§ **Data in this exercise**:
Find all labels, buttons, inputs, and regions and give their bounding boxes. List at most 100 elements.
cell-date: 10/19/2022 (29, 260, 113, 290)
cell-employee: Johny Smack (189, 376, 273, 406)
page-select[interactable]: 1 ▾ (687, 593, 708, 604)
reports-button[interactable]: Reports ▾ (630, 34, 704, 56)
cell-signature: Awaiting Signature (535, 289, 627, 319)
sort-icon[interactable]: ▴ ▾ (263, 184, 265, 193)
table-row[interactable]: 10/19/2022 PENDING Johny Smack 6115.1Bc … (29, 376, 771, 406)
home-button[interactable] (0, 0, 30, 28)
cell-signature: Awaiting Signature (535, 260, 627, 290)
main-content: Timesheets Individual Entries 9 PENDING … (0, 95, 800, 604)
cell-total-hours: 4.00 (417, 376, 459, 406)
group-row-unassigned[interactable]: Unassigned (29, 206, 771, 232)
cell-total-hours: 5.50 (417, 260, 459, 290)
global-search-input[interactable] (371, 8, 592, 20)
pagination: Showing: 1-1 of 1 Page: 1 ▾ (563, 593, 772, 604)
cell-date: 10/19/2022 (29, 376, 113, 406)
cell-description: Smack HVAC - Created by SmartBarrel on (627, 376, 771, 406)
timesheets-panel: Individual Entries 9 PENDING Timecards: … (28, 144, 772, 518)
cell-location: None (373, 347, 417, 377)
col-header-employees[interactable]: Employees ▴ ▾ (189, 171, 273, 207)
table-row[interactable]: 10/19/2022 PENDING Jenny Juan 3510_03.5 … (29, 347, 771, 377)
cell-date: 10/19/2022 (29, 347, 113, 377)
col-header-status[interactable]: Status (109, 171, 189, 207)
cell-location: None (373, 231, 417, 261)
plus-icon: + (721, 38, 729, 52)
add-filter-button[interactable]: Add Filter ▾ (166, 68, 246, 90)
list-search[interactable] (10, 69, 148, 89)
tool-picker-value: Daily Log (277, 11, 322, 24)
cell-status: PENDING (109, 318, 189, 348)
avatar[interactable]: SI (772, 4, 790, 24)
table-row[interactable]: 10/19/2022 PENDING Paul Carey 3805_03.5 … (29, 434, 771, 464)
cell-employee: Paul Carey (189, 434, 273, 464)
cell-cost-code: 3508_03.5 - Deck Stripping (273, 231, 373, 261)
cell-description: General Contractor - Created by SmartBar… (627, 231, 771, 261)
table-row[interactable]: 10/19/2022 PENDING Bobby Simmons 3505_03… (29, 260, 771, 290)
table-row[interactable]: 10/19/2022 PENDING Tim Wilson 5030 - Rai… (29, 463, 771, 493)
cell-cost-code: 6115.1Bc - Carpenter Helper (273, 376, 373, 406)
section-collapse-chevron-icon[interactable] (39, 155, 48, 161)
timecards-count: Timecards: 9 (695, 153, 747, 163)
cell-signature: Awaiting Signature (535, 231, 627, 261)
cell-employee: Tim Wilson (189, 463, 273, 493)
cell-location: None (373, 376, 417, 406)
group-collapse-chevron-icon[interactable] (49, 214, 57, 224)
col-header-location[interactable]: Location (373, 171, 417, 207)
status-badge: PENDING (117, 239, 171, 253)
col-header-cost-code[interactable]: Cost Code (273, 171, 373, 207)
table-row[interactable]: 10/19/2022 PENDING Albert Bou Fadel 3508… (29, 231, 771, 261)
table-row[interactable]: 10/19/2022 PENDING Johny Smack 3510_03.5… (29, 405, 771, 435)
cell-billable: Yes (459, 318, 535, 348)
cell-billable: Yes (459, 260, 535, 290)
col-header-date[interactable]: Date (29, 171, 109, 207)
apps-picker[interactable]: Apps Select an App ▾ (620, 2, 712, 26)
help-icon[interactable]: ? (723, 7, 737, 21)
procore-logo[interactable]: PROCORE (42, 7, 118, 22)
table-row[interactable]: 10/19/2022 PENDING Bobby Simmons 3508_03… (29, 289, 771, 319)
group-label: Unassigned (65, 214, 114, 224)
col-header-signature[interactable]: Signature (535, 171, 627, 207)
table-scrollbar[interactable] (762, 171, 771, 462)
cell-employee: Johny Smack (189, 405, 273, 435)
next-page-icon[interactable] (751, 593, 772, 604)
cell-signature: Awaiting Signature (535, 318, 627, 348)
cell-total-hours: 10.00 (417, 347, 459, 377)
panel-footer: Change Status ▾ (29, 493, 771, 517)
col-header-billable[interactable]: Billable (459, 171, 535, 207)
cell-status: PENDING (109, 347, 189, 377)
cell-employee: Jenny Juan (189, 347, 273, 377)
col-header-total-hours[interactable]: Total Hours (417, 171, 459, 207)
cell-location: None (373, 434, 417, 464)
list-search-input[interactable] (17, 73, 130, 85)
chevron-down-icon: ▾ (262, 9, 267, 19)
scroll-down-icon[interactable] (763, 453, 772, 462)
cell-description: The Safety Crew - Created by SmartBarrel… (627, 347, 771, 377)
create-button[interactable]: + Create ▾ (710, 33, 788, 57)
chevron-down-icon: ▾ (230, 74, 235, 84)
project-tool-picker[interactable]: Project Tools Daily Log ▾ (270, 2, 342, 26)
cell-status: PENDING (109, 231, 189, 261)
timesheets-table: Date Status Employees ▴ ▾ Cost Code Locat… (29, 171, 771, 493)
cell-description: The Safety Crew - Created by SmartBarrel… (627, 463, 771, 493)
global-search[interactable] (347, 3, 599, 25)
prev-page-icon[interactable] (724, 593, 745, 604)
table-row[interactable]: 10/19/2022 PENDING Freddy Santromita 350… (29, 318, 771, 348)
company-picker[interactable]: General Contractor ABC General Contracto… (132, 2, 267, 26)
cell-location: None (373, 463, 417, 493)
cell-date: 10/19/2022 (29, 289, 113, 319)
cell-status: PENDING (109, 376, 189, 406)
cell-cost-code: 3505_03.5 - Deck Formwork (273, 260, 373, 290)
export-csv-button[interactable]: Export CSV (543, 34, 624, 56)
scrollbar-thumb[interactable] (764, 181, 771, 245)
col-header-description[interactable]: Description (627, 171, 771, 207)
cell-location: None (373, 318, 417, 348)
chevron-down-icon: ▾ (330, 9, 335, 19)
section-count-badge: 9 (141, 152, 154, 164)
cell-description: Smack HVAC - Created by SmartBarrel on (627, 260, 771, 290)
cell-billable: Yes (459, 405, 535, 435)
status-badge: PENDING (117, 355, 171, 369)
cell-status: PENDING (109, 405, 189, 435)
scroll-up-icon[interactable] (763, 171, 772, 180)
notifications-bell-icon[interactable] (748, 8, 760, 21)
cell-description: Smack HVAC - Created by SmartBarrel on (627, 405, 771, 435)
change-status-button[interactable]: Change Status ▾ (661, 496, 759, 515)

§ **Direction**: Update every entry, changing each "Awaiting Signature" to "Signed" and keeping everything else the same.

§ **Problem solution**:
Find all labels, buttons, inputs, and regions and give their bounding boxes. List at most 100 elements.
cell-date: 10/19/2022 (29, 260, 113, 290)
cell-employee: Johny Smack (189, 376, 273, 406)
page-select[interactable]: 1 ▾ (687, 593, 708, 604)
reports-button[interactable]: Reports ▾ (630, 34, 704, 56)
cell-signature: Signed (535, 289, 627, 319)
sort-icon[interactable]: ▴ ▾ (263, 184, 265, 193)
table-row[interactable]: 10/19/2022 PENDING Johny Smack 6115.1Bc … (29, 376, 771, 406)
home-button[interactable] (0, 0, 30, 28)
cell-signature: Signed (535, 260, 627, 290)
main-content: Timesheets Individual Entries 9 PENDING … (0, 95, 800, 604)
cell-total-hours: 4.00 (417, 376, 459, 406)
group-row-unassigned[interactable]: Unassigned (29, 206, 771, 232)
cell-total-hours: 5.50 (417, 260, 459, 290)
global-search-input[interactable] (371, 8, 592, 20)
pagination: Showing: 1-1 of 1 Page: 1 ▾ (563, 593, 772, 604)
cell-date: 10/19/2022 (29, 376, 113, 406)
cell-description: Smack HVAC - Created by SmartBarrel on (627, 376, 771, 406)
timesheets-panel: Individual Entries 9 PENDING Timecards: … (28, 144, 772, 518)
cell-location: None (373, 347, 417, 377)
col-header-employees[interactable]: Employees ▴ ▾ (189, 171, 273, 207)
table-row[interactable]: 10/19/2022 PENDING Jenny Juan 3510_03.5 … (29, 347, 771, 377)
cell-date: 10/19/2022 (29, 347, 113, 377)
col-header-status[interactable]: Status (109, 171, 189, 207)
cell-location: None (373, 231, 417, 261)
plus-icon: + (721, 38, 729, 52)
add-filter-button[interactable]: Add Filter ▾ (166, 68, 246, 90)
list-search[interactable] (10, 69, 148, 89)
tool-picker-value: Daily Log (277, 11, 322, 24)
cell-status: PENDING (109, 318, 189, 348)
avatar[interactable]: SI (772, 4, 790, 24)
table-row[interactable]: 10/19/2022 PENDING Paul Carey 3805_03.5 … (29, 434, 771, 464)
cell-employee: Paul Carey (189, 434, 273, 464)
cell-cost-code: 3508_03.5 - Deck Stripping (273, 231, 373, 261)
cell-description: General Contractor - Created by SmartBar… (627, 231, 771, 261)
table-row[interactable]: 10/19/2022 PENDING Bobby Simmons 3505_03… (29, 260, 771, 290)
table-row[interactable]: 10/19/2022 PENDING Tim Wilson 5030 - Rai… (29, 463, 771, 493)
cell-cost-code: 6115.1Bc - Carpenter Helper (273, 376, 373, 406)
section-collapse-chevron-icon[interactable] (39, 155, 48, 161)
timecards-count: Timecards: 9 (695, 153, 747, 163)
cell-signature: Signed (535, 231, 627, 261)
cell-employee: Tim Wilson (189, 463, 273, 493)
cell-location: None (373, 376, 417, 406)
group-collapse-chevron-icon[interactable] (49, 214, 57, 224)
col-header-location[interactable]: Location (373, 171, 417, 207)
status-badge: PENDING (117, 239, 171, 253)
col-header-cost-code[interactable]: Cost Code (273, 171, 373, 207)
table-row[interactable]: 10/19/2022 PENDING Albert Bou Fadel 3508… (29, 231, 771, 261)
table-row[interactable]: 10/19/2022 PENDING Johny Smack 3510_03.5… (29, 405, 771, 435)
cell-billable: Yes (459, 318, 535, 348)
cell-billable: Yes (459, 260, 535, 290)
col-header-date[interactable]: Date (29, 171, 109, 207)
apps-picker[interactable]: Apps Select an App ▾ (620, 2, 712, 26)
help-icon[interactable]: ? (723, 7, 737, 21)
procore-logo[interactable]: PROCORE (42, 7, 118, 22)
table-row[interactable]: 10/19/2022 PENDING Bobby Simmons 3508_03… (29, 289, 771, 319)
group-label: Unassigned (65, 214, 114, 224)
col-header-signature[interactable]: Signature (535, 171, 627, 207)
table-scrollbar[interactable] (762, 171, 771, 462)
cell-employee: Johny Smack (189, 405, 273, 435)
next-page-icon[interactable] (751, 593, 772, 604)
cell-signature: Signed (535, 318, 627, 348)
cell-total-hours: 10.00 (417, 347, 459, 377)
panel-footer: Change Status ▾ (29, 493, 771, 517)
col-header-billable[interactable]: Billable (459, 171, 535, 207)
cell-status: PENDING (109, 347, 189, 377)
cell-employee: Jenny Juan (189, 347, 273, 377)
col-header-total-hours[interactable]: Total Hours (417, 171, 459, 207)
cell-location: None (373, 434, 417, 464)
list-search-input[interactable] (17, 73, 130, 85)
chevron-down-icon: ▾ (262, 9, 267, 19)
scroll-down-icon[interactable] (763, 453, 772, 462)
cell-description: The Safety Crew - Created by SmartBarrel… (627, 347, 771, 377)
create-button[interactable]: + Create ▾ (710, 33, 788, 57)
chevron-down-icon: ▾ (230, 74, 235, 84)
project-tool-picker[interactable]: Project Tools Daily Log ▾ (270, 2, 342, 26)
cell-status: PENDING (109, 231, 189, 261)
timesheets-table: Date Status Employees ▴ ▾ Cost Code Locat… (29, 171, 771, 493)
cell-description: The Safety Crew - Created by SmartBarrel… (627, 463, 771, 493)
global-search[interactable] (347, 3, 599, 25)
prev-page-icon[interactable] (724, 593, 745, 604)
table-row[interactable]: 10/19/2022 PENDING Freddy Santromita 350… (29, 318, 771, 348)
company-picker[interactable]: General Contractor ABC General Contracto… (132, 2, 267, 26)
cell-location: None (373, 463, 417, 493)
cell-date: 10/19/2022 (29, 289, 113, 319)
cell-status: PENDING (109, 376, 189, 406)
cell-cost-code: 3505_03.5 - Deck Formwork (273, 260, 373, 290)
export-csv-button[interactable]: Export CSV (543, 34, 624, 56)
scrollbar-thumb[interactable] (764, 181, 771, 245)
col-header-description[interactable]: Description (627, 171, 771, 207)
cell-location: None (373, 318, 417, 348)
chevron-down-icon: ▾ (330, 9, 335, 19)
section-count-badge: 9 (141, 152, 154, 164)
cell-description: Smack HVAC - Created by SmartBarrel on (627, 260, 771, 290)
cell-billable: Yes (459, 405, 535, 435)
status-badge: PENDING (117, 355, 171, 369)
cell-status: PENDING (109, 405, 189, 435)
scroll-up-icon[interactable] (763, 171, 772, 180)
notifications-bell-icon[interactable] (748, 8, 760, 21)
cell-description: Smack HVAC - Created by SmartBarrel on (627, 405, 771, 435)
change-status-button[interactable]: Change Status ▾ (661, 496, 759, 515)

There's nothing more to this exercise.